== GOAL ==
Change every "domain-name" in the listing to "site-domain" and write out all the lines again with nothing else altered.

[Spatial layout listing]
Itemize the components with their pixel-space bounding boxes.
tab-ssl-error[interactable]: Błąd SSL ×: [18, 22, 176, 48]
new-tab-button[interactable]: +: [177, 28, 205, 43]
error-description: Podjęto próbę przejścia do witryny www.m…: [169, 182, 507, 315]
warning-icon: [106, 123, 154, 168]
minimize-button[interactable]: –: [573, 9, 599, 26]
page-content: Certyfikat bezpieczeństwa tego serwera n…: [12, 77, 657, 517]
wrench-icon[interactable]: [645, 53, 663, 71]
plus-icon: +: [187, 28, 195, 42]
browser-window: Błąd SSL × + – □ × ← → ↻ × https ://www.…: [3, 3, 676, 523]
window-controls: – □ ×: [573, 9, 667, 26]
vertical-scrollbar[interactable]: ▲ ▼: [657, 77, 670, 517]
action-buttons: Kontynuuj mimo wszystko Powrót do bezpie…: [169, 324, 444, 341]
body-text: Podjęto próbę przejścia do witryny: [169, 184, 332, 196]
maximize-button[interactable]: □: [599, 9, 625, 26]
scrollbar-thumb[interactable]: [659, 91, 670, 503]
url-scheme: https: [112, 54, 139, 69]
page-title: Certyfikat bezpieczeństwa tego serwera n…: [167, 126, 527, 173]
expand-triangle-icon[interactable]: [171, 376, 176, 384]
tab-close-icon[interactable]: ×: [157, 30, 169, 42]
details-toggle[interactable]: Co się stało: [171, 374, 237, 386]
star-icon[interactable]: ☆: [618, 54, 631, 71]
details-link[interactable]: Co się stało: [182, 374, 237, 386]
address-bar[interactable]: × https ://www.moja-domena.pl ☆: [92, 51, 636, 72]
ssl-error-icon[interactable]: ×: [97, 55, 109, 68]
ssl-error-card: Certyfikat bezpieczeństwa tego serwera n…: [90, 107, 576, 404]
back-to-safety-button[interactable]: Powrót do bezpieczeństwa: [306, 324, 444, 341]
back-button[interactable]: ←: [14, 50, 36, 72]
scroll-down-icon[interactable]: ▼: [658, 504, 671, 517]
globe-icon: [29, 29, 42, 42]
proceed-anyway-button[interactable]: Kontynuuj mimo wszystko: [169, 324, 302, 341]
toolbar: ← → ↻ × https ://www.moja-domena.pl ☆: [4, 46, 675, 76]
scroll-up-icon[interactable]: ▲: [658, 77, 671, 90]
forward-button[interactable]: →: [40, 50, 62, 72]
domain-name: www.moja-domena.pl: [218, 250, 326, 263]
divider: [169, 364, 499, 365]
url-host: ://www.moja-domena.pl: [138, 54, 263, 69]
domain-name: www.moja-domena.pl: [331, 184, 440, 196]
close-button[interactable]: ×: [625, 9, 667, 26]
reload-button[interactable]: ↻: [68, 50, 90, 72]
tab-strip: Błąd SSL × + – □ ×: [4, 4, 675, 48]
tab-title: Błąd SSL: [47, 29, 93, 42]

== TASK OUTPUT ==
Itemize the components with their pixel-space bounding boxes.
tab-ssl-error[interactable]: Błąd SSL ×: [18, 22, 176, 48]
new-tab-button[interactable]: +: [177, 28, 205, 43]
error-description: Podjęto próbę przejścia do witryny www.m…: [169, 182, 507, 315]
warning-icon: [106, 123, 154, 168]
minimize-button[interactable]: –: [573, 9, 599, 26]
page-content: Certyfikat bezpieczeństwa tego serwera n…: [12, 77, 657, 517]
wrench-icon[interactable]: [645, 53, 663, 71]
plus-icon: +: [187, 28, 195, 42]
browser-window: Błąd SSL × + – □ × ← → ↻ × https ://www.…: [3, 3, 676, 523]
window-controls: – □ ×: [573, 9, 667, 26]
vertical-scrollbar[interactable]: ▲ ▼: [657, 77, 670, 517]
action-buttons: Kontynuuj mimo wszystko Powrót do bezpie…: [169, 324, 444, 341]
body-text: Podjęto próbę przejścia do witryny: [169, 184, 332, 196]
maximize-button[interactable]: □: [599, 9, 625, 26]
scrollbar-thumb[interactable]: [659, 91, 670, 503]
url-scheme: https: [112, 54, 139, 69]
page-title: Certyfikat bezpieczeństwa tego serwera n…: [167, 126, 527, 173]
expand-triangle-icon[interactable]: [171, 376, 176, 384]
tab-close-icon[interactable]: ×: [157, 30, 169, 42]
details-toggle[interactable]: Co się stało: [171, 374, 237, 386]
star-icon[interactable]: ☆: [618, 54, 631, 71]
details-link[interactable]: Co się stało: [182, 374, 237, 386]
address-bar[interactable]: × https ://www.moja-domena.pl ☆: [92, 51, 636, 72]
ssl-error-icon[interactable]: ×: [97, 55, 109, 68]
ssl-error-card: Certyfikat bezpieczeństwa tego serwera n…: [90, 107, 576, 404]
back-to-safety-button[interactable]: Powrót do bezpieczeństwa: [306, 324, 444, 341]
back-button[interactable]: ←: [14, 50, 36, 72]
scroll-down-icon[interactable]: ▼: [658, 504, 671, 517]
globe-icon: [29, 29, 42, 42]
proceed-anyway-button[interactable]: Kontynuuj mimo wszystko: [169, 324, 302, 341]
toolbar: ← → ↻ × https ://www.moja-domena.pl ☆: [4, 46, 675, 76]
scroll-up-icon[interactable]: ▲: [658, 77, 671, 90]
forward-button[interactable]: →: [40, 50, 62, 72]
site-domain: www.moja-domena.pl: [218, 250, 326, 263]
divider: [169, 364, 499, 365]
url-host: ://www.moja-domena.pl: [138, 54, 263, 69]
site-domain: www.moja-domena.pl: [331, 184, 440, 196]
close-button[interactable]: ×: [625, 9, 667, 26]
reload-button[interactable]: ↻: [68, 50, 90, 72]
tab-strip: Błąd SSL × + – □ ×: [4, 4, 675, 48]
tab-title: Błąd SSL: [47, 29, 93, 42]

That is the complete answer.